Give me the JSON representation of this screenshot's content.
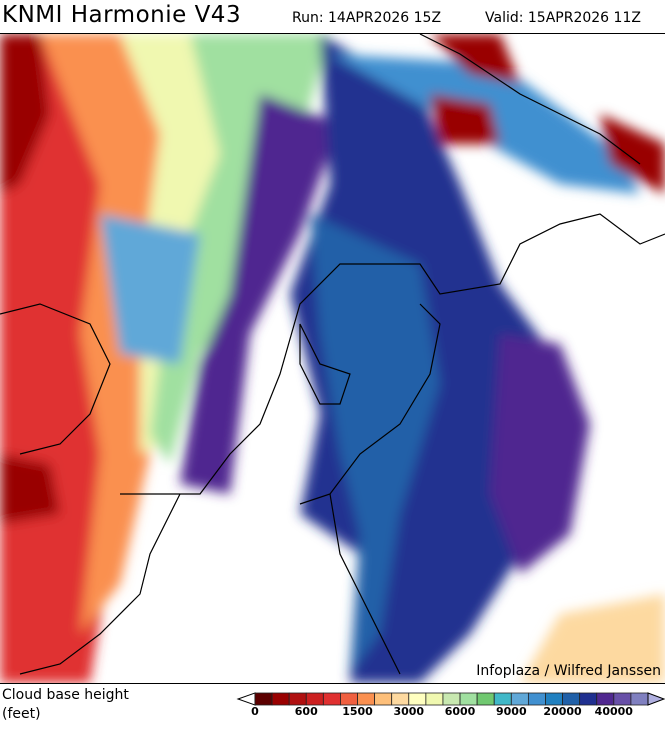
{
  "header": {
    "title": "KNMI Harmonie V43",
    "run": "Run: 14APR2026 15Z",
    "valid": "Valid: 15APR2026 11Z"
  },
  "map": {
    "credit": "Infoplaza / Wilfred Janssen",
    "field": "cloud base height"
  },
  "legend": {
    "label_line1": "Cloud base height",
    "label_line2": "(feet)",
    "colors": [
      "#5c0000",
      "#990000",
      "#b01010",
      "#cc2020",
      "#e03030",
      "#f06040",
      "#fa9050",
      "#fdbf7a",
      "#fdd9a0",
      "#ffffc0",
      "#f0f8b0",
      "#c8e8b0",
      "#a0e0a0",
      "#70c870",
      "#40b8c8",
      "#60a8d8",
      "#4090d0",
      "#2080c0",
      "#2060a8",
      "#203090",
      "#502890",
      "#6850a8",
      "#8080c0"
    ],
    "under_color": "#ffffff",
    "over_color": "#b0b0e0",
    "ticks": [
      "0",
      "600",
      "1500",
      "3000",
      "6000",
      "9000",
      "20000",
      "40000"
    ]
  }
}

■ Goal
Go through the material line by line. Show each line that contains the string "base".

■ Task output
    "field": "cloud base height"
    "label_line1": "Cloud base height",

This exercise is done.